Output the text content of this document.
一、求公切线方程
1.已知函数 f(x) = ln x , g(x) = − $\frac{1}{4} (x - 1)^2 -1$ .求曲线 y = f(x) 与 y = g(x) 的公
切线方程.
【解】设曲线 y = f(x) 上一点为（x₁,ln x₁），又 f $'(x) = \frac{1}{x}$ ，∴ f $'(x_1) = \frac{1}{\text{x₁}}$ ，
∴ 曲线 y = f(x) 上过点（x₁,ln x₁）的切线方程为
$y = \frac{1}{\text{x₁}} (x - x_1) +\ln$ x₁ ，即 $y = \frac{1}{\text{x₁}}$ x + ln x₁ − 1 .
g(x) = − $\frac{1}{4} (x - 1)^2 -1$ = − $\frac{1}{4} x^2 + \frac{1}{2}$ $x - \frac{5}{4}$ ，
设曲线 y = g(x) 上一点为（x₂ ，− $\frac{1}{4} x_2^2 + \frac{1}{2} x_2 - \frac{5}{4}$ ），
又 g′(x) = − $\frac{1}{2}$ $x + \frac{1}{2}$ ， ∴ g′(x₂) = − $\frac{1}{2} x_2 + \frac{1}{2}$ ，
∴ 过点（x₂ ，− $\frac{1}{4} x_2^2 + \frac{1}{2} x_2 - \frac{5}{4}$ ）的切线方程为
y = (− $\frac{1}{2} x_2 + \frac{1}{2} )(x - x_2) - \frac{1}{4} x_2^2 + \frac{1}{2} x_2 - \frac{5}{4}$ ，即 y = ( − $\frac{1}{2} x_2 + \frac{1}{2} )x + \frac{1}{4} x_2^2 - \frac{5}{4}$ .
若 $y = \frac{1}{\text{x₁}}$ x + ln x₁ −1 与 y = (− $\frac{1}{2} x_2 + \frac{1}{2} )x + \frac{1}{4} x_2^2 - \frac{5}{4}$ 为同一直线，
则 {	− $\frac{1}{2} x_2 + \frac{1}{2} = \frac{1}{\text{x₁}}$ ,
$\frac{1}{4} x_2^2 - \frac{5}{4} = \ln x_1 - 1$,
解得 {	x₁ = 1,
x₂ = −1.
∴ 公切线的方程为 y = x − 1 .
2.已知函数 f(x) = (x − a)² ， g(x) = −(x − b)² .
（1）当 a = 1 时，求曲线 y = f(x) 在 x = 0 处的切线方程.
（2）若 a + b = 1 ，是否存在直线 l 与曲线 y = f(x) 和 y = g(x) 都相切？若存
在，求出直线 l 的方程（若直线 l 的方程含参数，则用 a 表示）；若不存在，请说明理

→ WHAT THE TASK REQUIRES
Return the number of lines that include the word "已知函数", and nothing else.

→ FINISHED ANSWER
2